Find the word "ylabel" in the listing; pull out each line holding it.
***** Data shown
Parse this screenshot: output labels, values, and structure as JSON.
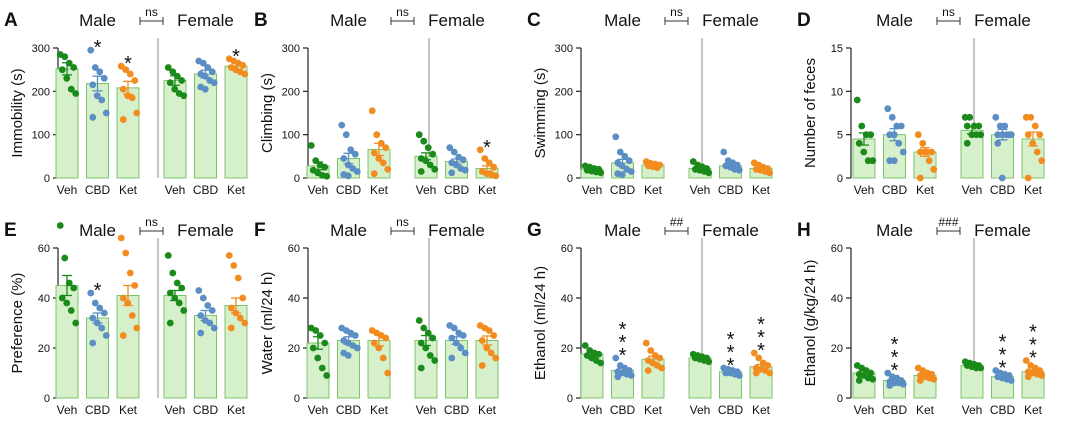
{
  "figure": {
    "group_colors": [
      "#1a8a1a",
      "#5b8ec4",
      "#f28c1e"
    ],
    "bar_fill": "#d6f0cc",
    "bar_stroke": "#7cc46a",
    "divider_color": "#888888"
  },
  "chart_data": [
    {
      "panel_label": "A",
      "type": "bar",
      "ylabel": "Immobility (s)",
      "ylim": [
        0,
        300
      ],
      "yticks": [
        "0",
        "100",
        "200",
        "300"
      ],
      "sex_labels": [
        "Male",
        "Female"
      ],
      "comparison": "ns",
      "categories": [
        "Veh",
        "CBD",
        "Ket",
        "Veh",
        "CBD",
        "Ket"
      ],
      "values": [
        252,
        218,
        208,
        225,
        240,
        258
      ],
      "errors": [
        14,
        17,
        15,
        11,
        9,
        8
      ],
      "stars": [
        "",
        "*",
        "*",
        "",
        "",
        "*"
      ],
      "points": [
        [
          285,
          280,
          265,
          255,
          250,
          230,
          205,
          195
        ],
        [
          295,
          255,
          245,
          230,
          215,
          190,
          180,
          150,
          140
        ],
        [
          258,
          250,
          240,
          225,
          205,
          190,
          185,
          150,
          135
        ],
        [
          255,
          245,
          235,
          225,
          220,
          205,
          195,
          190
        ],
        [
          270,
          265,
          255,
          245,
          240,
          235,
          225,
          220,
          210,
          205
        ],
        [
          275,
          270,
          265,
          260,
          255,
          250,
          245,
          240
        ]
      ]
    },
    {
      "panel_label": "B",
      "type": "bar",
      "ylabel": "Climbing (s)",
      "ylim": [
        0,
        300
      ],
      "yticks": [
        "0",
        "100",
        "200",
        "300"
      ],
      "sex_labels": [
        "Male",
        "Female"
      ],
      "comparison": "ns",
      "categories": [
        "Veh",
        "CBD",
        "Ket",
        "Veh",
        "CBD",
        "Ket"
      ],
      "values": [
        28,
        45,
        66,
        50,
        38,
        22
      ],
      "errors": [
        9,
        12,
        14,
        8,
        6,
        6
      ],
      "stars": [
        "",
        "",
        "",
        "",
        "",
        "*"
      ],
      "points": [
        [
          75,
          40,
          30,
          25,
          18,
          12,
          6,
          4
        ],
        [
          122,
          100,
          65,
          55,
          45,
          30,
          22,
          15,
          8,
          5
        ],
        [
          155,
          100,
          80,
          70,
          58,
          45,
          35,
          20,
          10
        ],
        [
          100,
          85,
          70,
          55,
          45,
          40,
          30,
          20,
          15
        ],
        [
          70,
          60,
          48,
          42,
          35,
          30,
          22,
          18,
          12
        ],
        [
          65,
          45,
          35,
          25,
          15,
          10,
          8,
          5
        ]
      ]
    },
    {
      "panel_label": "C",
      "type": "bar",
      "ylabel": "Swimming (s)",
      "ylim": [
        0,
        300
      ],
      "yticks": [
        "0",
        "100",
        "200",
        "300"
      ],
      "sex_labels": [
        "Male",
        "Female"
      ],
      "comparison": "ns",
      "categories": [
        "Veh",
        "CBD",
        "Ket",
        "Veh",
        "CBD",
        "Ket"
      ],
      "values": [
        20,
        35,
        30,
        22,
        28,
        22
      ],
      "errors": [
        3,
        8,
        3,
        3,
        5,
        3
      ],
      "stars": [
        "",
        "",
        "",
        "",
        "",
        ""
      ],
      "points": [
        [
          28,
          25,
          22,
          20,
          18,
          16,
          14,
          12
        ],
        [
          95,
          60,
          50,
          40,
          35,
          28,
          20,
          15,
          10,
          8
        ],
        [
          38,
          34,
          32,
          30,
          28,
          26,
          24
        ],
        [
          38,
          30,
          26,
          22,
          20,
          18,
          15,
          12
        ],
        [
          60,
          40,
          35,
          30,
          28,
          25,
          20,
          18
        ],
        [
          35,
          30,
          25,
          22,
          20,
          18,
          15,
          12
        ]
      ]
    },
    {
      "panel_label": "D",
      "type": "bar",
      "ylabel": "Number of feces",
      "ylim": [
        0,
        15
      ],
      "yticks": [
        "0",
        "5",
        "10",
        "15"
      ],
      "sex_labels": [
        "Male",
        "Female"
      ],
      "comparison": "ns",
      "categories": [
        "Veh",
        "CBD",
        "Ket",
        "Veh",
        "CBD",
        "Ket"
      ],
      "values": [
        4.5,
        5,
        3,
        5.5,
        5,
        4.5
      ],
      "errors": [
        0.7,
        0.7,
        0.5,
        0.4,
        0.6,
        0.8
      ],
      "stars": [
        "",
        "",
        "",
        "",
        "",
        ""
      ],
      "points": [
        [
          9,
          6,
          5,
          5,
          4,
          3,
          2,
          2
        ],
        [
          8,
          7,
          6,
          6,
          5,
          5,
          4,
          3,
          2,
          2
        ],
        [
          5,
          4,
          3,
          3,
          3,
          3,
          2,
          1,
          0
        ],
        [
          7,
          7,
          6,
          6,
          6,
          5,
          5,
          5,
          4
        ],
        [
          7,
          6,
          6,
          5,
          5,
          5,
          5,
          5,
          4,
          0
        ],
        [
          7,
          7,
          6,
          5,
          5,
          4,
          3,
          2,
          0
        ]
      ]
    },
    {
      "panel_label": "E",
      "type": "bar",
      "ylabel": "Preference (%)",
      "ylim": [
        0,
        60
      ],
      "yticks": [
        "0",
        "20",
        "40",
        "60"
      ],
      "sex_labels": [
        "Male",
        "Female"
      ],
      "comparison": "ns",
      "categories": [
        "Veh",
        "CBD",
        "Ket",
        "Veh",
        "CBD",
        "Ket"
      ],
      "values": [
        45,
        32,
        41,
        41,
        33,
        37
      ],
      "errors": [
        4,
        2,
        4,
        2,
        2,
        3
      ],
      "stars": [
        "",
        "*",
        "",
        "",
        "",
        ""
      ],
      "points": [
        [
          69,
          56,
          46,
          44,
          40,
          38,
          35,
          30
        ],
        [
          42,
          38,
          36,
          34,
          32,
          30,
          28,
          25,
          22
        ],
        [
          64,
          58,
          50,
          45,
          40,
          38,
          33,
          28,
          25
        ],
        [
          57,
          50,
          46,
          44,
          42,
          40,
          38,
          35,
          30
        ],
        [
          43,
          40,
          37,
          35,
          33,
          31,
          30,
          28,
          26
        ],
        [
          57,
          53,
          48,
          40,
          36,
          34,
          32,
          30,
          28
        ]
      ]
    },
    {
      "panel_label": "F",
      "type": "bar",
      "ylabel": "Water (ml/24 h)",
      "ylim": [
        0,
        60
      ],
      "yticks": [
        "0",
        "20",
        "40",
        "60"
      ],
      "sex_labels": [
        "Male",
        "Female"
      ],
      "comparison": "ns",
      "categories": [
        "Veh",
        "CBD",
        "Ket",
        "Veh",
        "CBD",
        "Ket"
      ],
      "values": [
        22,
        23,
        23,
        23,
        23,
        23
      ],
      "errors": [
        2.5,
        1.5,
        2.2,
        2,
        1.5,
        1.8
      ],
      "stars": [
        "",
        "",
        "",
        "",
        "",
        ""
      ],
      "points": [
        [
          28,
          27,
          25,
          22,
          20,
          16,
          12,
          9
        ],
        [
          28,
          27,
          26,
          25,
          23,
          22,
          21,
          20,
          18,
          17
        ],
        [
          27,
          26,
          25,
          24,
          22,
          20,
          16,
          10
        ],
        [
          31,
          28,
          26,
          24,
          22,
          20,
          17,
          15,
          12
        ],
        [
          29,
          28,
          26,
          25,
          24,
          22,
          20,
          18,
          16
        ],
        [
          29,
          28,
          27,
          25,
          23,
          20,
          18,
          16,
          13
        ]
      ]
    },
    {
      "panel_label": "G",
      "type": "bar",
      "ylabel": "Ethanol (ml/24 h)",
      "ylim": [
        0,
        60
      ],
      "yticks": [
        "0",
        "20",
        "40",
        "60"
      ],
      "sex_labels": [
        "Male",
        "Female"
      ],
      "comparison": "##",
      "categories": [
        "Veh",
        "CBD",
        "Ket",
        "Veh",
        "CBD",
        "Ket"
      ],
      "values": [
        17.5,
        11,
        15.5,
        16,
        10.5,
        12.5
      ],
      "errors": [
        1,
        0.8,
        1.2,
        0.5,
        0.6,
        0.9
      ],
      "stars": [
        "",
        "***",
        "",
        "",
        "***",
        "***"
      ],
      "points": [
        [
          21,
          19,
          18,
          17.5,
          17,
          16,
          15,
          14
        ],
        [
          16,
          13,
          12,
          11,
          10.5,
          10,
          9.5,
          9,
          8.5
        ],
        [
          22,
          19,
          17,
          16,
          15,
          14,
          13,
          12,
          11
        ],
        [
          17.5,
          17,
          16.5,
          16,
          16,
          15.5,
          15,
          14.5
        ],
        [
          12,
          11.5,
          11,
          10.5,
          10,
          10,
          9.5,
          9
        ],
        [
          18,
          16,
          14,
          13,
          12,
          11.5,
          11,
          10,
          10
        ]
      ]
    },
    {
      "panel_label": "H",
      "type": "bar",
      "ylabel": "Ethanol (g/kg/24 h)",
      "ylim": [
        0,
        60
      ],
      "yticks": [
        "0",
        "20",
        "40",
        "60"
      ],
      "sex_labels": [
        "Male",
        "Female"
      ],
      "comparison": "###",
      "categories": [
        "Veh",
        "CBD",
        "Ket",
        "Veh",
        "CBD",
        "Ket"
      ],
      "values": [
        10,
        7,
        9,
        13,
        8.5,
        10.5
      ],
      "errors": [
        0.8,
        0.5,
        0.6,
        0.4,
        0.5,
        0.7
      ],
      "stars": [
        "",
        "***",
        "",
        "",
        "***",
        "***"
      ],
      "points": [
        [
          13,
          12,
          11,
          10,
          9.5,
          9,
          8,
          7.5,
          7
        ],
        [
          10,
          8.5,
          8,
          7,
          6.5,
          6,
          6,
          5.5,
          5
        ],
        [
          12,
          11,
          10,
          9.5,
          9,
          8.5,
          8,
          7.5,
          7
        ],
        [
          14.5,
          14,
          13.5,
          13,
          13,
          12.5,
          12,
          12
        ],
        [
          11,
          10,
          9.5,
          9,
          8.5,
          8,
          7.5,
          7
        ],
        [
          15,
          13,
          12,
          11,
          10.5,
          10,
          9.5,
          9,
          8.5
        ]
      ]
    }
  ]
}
**********
Output of the task:
      "ylabel": "Immobility (s)",
      "ylabel": "Climbing (s)",
      "ylabel": "Swimming (s)",
      "ylabel": "Number of feces",
      "ylabel": "Preference (%)",
      "ylabel": "Water (ml/24 h)",
      "ylabel": "Ethanol (ml/24 h)",
      "ylabel": "Ethanol (g/kg/24 h)",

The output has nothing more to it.